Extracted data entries
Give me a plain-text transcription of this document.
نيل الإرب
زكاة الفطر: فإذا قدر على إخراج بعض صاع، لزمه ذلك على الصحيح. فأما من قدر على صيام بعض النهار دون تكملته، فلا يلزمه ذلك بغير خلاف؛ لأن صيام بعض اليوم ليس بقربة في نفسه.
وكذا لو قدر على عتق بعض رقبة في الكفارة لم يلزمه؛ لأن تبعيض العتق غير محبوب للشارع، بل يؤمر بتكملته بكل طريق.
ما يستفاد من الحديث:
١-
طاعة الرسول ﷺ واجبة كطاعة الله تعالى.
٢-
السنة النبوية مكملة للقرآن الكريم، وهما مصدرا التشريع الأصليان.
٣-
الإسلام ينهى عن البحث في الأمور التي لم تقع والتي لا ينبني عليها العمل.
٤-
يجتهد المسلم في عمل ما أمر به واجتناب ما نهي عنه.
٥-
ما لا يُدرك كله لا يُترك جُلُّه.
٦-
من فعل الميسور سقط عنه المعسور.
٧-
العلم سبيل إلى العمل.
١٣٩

■ Goal: Print the listing above in full, exactly as it is.

■ Output below:
Give me a plain-text transcription of this document.
نيل الإرب
زكاة الفطر: فإذا قدر على إخراج بعض صاع، لزمه ذلك على الصحيح. فأما من قدر على صيام بعض النهار دون تكملته، فلا يلزمه ذلك بغير خلاف؛ لأن صيام بعض اليوم ليس بقربة في نفسه.
وكذا لو قدر على عتق بعض رقبة في الكفارة لم يلزمه؛ لأن تبعيض العتق غير محبوب للشارع، بل يؤمر بتكملته بكل طريق.
ما يستفاد من الحديث:
١-
طاعة الرسول ﷺ واجبة كطاعة الله تعالى.
٢-
السنة النبوية مكملة للقرآن الكريم، وهما مصدرا التشريع الأصليان.
٣-
الإسلام ينهى عن البحث في الأمور التي لم تقع والتي لا ينبني عليها العمل.
٤-
يجتهد المسلم في عمل ما أمر به واجتناب ما نهي عنه.
٥-
ما لا يُدرك كله لا يُترك جُلُّه.
٦-
من فعل الميسور سقط عنه المعسور.
٧-
العلم سبيل إلى العمل.
١٣٩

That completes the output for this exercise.